[START OF Excerpted records]

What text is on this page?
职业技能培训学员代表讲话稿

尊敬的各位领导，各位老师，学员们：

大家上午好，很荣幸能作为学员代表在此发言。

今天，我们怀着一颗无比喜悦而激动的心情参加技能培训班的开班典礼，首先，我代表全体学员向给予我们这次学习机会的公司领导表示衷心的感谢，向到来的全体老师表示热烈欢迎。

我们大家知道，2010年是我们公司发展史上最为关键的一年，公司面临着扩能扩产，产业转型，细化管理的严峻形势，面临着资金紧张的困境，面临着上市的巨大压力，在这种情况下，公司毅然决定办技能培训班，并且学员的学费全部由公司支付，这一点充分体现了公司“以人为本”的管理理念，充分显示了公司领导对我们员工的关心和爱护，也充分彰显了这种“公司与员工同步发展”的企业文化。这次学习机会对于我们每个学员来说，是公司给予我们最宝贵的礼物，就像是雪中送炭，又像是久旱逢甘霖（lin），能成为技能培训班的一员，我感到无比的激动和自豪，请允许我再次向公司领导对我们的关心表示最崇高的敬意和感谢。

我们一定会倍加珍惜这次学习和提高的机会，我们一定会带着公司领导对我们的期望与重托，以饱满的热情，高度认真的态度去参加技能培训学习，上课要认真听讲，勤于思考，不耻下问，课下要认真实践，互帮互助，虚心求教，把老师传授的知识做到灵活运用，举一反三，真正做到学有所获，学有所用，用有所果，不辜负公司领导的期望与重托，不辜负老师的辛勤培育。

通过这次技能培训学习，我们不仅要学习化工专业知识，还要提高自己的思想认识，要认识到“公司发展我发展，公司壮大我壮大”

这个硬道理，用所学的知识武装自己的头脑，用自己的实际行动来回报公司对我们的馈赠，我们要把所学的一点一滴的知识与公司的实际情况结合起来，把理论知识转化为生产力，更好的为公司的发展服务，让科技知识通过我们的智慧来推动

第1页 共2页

[END OF Excerpted records]

• _Directions for this task_
Write out every line of the records exactly.

• _Response to the task_
What text is on this page?
职业技能培训学员代表讲话稿

尊敬的各位领导，各位老师，学员们：

大家上午好，很荣幸能作为学员代表在此发言。

今天，我们怀着一颗无比喜悦而激动的心情参加技能培训班的开班典礼，首先，我代表全体学员向给予我们这次学习机会的公司领导表示衷心的感谢，向到来的全体老师表示热烈欢迎。

我们大家知道，2010年是我们公司发展史上最为关键的一年，公司面临着扩能扩产，产业转型，细化管理的严峻形势，面临着资金紧张的困境，面临着上市的巨大压力，在这种情况下，公司毅然决定办技能培训班，并且学员的学费全部由公司支付，这一点充分体现了公司“以人为本”的管理理念，充分显示了公司领导对我们员工的关心和爱护，也充分彰显了这种“公司与员工同步发展”的企业文化。这次学习机会对于我们每个学员来说，是公司给予我们最宝贵的礼物，就像是雪中送炭，又像是久旱逢甘霖（lin），能成为技能培训班的一员，我感到无比的激动和自豪，请允许我再次向公司领导对我们的关心表示最崇高的敬意和感谢。

我们一定会倍加珍惜这次学习和提高的机会，我们一定会带着公司领导对我们的期望与重托，以饱满的热情，高度认真的态度去参加技能培训学习，上课要认真听讲，勤于思考，不耻下问，课下要认真实践，互帮互助，虚心求教，把老师传授的知识做到灵活运用，举一反三，真正做到学有所获，学有所用，用有所果，不辜负公司领导的期望与重托，不辜负老师的辛勤培育。

通过这次技能培训学习，我们不仅要学习化工专业知识，还要提高自己的思想认识，要认识到“公司发展我发展，公司壮大我壮大”

这个硬道理，用所学的知识武装自己的头脑，用自己的实际行动来回报公司对我们的馈赠，我们要把所学的一点一滴的知识与公司的实际情况结合起来，把理论知识转化为生产力，更好的为公司的发展服务，让科技知识通过我们的智慧来推动

第1页 共2页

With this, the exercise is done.